TASK GOAL
Give the number of lines that hold the string "Address". Nothing else is needed.
+ + + + +
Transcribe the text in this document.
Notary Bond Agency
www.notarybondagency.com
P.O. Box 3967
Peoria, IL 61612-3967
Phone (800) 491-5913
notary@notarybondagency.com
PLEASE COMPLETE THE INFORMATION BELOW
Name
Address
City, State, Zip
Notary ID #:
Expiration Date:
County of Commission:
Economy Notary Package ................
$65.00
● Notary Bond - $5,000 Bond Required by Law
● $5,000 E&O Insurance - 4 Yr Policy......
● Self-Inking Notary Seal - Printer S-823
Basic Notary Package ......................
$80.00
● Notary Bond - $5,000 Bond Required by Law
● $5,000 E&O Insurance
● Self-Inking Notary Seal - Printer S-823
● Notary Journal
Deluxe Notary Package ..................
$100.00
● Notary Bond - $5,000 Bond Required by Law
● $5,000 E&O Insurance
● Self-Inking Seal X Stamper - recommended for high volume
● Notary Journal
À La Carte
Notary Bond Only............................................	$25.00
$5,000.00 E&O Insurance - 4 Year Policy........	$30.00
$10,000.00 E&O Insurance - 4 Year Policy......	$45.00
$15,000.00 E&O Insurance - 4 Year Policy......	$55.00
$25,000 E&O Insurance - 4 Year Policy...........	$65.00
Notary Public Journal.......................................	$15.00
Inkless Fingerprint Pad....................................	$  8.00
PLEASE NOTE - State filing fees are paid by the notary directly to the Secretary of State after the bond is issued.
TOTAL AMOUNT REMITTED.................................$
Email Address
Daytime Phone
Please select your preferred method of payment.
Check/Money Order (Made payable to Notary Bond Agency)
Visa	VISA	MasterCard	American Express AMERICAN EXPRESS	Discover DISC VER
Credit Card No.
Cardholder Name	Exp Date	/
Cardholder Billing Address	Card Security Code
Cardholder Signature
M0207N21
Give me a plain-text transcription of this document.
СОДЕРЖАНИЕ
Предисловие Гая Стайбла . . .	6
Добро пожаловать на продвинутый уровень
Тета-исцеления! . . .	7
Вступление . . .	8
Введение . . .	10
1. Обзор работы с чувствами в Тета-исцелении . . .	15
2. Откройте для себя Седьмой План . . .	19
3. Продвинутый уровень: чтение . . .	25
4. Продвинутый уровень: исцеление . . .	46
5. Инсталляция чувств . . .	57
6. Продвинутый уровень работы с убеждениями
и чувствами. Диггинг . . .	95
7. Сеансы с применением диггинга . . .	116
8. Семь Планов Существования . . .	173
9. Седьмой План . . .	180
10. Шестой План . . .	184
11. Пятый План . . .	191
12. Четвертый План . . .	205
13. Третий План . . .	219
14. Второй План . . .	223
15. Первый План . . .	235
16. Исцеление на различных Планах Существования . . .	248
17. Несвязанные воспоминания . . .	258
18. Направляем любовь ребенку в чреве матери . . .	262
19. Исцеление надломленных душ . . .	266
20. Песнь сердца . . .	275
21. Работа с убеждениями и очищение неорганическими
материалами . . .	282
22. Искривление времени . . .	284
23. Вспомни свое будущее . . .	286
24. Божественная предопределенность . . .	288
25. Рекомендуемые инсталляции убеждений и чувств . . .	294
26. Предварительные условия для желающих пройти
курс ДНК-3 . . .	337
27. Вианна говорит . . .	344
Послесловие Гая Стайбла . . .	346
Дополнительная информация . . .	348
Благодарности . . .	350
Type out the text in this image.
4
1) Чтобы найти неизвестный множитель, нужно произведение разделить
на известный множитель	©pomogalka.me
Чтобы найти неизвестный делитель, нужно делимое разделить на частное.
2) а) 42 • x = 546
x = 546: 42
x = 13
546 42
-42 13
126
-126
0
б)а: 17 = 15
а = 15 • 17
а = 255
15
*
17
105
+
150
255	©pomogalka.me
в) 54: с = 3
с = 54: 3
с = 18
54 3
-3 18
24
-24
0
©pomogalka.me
+ + + + +
RESULT BELOW
3